Transcribe each line of the material as it is, and drop any picture.

>>>

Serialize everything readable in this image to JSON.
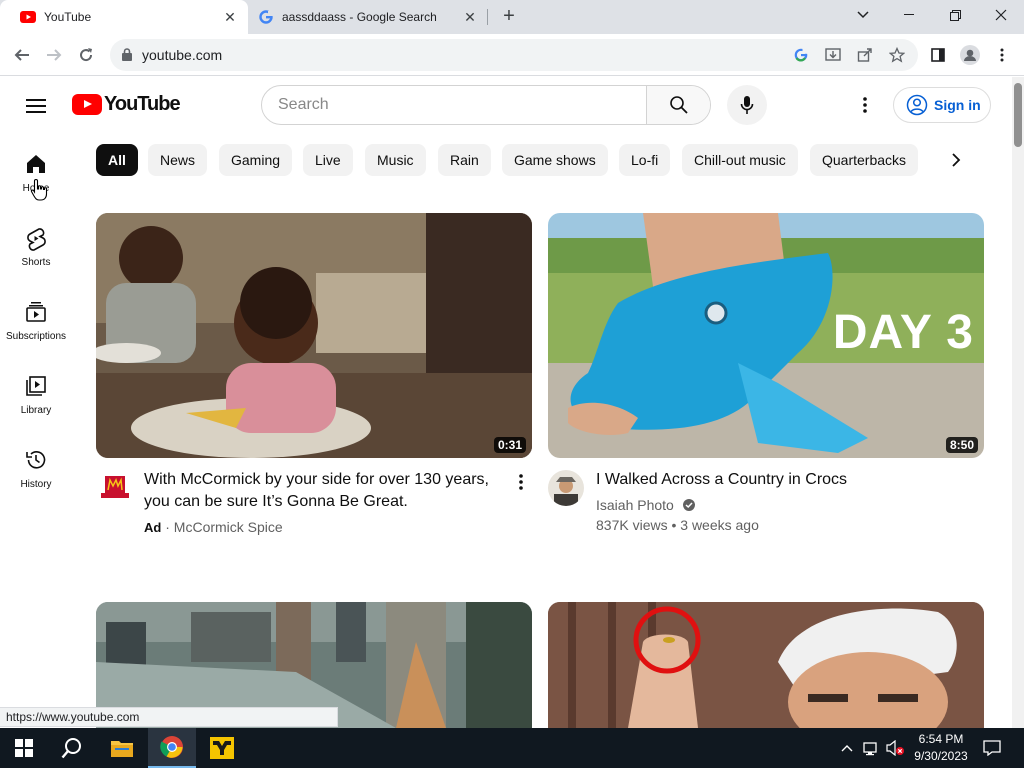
{
  "browser": {
    "tabs": [
      {
        "title": "YouTube",
        "favicon": "youtube-icon",
        "active": true
      },
      {
        "title": "aassddaass - Google Search",
        "favicon": "google-icon",
        "active": false
      }
    ],
    "new_tab_label": "+",
    "url": "youtube.com",
    "status_url": "https://www.youtube.com"
  },
  "youtube": {
    "logo_text": "YouTube",
    "search_placeholder": "Search",
    "signin_label": "Sign in",
    "brand_color": "#ff0000",
    "link_color": "#065fd4"
  },
  "sidebar": {
    "items": [
      {
        "label": "Home",
        "icon": "home-icon"
      },
      {
        "label": "Shorts",
        "icon": "shorts-icon"
      },
      {
        "label": "Subscriptions",
        "icon": "subscriptions-icon"
      },
      {
        "label": "Library",
        "icon": "library-icon"
      },
      {
        "label": "History",
        "icon": "history-icon"
      }
    ]
  },
  "chips": [
    "All",
    "News",
    "Gaming",
    "Live",
    "Music",
    "Rain",
    "Game shows",
    "Lo-fi",
    "Chill-out music",
    "Quarterbacks"
  ],
  "videos": [
    {
      "title_line1": "With McCormick by your side for over 130 years,",
      "title_line2": "you can be sure It’s Gonna Be Great.",
      "ad_label": "Ad",
      "separator": "·",
      "channel": "McCormick Spice",
      "duration": "0:31"
    },
    {
      "title": "I Walked Across a Country in Crocs",
      "channel": "Isaiah Photo",
      "stats": "837K views • 3 weeks ago",
      "duration": "8:50",
      "overlay_text": "DAY 3"
    }
  ],
  "taskbar": {
    "time": "6:54 PM",
    "date": "9/30/2023"
  }
}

<<<

Problem solution:
Serialize everything readable in this image to JSON.
{
  "browser": {
    "tabs": [
      {
        "title": "YouTube",
        "favicon": "youtube-icon",
        "active": true
      },
      {
        "title": "aassddaass - Google Search",
        "favicon": "google-icon",
        "active": false
      }
    ],
    "new_tab_label": "+",
    "url": "youtube.com",
    "status_url": "https://www.youtube.com"
  },
  "youtube": {
    "logo_text": "YouTube",
    "search_placeholder": "Search",
    "signin_label": "Sign in",
    "brand_color": "#ff0000",
    "link_color": "#065fd4"
  },
  "sidebar": {
    "items": [
      {
        "label": "Home",
        "icon": "home-icon"
      },
      {
        "label": "Shorts",
        "icon": "shorts-icon"
      },
      {
        "label": "Subscriptions",
        "icon": "subscriptions-icon"
      },
      {
        "label": "Library",
        "icon": "library-icon"
      },
      {
        "label": "History",
        "icon": "history-icon"
      }
    ]
  },
  "chips": [
    "All",
    "News",
    "Gaming",
    "Live",
    "Music",
    "Rain",
    "Game shows",
    "Lo-fi",
    "Chill-out music",
    "Quarterbacks"
  ],
  "videos": [
    {
      "title_line1": "With McCormick by your side for over 130 years,",
      "title_line2": "you can be sure It’s Gonna Be Great.",
      "ad_label": "Ad",
      "separator": "·",
      "channel": "McCormick Spice",
      "duration": "0:31"
    },
    {
      "title": "I Walked Across a Country in Crocs",
      "channel": "Isaiah Photo",
      "stats": "837K views • 3 weeks ago",
      "duration": "8:50",
      "overlay_text": "DAY 3"
    }
  ],
  "taskbar": {
    "time": "6:54 PM",
    "date": "9/30/2023"
  }
}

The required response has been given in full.